Reproduce all of the material word for word.

╔══

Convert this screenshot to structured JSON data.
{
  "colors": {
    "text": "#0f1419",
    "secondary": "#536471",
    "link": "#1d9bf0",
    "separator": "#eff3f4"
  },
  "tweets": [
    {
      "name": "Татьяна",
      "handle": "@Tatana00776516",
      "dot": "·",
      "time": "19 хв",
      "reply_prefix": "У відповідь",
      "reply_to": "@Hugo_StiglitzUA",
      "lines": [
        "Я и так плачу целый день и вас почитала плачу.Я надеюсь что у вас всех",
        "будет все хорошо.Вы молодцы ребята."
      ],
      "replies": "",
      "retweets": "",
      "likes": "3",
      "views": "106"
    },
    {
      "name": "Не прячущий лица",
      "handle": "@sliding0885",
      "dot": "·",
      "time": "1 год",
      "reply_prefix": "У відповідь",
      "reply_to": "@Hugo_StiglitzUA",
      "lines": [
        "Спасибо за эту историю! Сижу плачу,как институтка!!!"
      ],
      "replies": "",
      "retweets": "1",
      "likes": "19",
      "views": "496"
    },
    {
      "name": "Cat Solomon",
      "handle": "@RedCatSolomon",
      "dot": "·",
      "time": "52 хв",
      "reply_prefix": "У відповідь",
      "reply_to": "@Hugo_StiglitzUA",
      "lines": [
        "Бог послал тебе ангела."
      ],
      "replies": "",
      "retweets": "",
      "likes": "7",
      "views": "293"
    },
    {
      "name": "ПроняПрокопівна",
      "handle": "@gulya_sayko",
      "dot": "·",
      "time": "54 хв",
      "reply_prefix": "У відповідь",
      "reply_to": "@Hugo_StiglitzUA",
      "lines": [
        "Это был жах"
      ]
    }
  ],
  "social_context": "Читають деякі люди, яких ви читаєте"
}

╚══

• _Final result_
Convert this screenshot to structured JSON data.
{
  "colors": {
    "text": "#0f1419",
    "secondary": "#536471",
    "link": "#1d9bf0",
    "separator": "#eff3f4"
  },
  "tweets": [
    {
      "name": "Татьяна",
      "handle": "@Tatana00776516",
      "dot": "·",
      "time": "19 хв",
      "reply_prefix": "У відповідь",
      "reply_to": "@Hugo_StiglitzUA",
      "lines": [
        "Я и так плачу целый день и вас почитала плачу.Я надеюсь что у вас всех",
        "будет все хорошо.Вы молодцы ребята."
      ],
      "replies": "",
      "retweets": "",
      "likes": "3",
      "views": "106"
    },
    {
      "name": "Не прячущий лица",
      "handle": "@sliding0885",
      "dot": "·",
      "time": "1 год",
      "reply_prefix": "У відповідь",
      "reply_to": "@Hugo_StiglitzUA",
      "lines": [
        "Спасибо за эту историю! Сижу плачу,как институтка!!!"
      ],
      "replies": "",
      "retweets": "1",
      "likes": "19",
      "views": "496"
    },
    {
      "name": "Cat Solomon",
      "handle": "@RedCatSolomon",
      "dot": "·",
      "time": "52 хв",
      "reply_prefix": "У відповідь",
      "reply_to": "@Hugo_StiglitzUA",
      "lines": [
        "Бог послал тебе ангела."
      ],
      "replies": "",
      "retweets": "",
      "likes": "7",
      "views": "293"
    },
    {
      "name": "ПроняПрокопівна",
      "handle": "@gulya_sayko",
      "dot": "·",
      "time": "54 хв",
      "reply_prefix": "У відповідь",
      "reply_to": "@Hugo_StiglitzUA",
      "lines": [
        "Это был жах"
      ]
    }
  ],
  "social_context": "Читають деякі люди, яких ви читаєте"
}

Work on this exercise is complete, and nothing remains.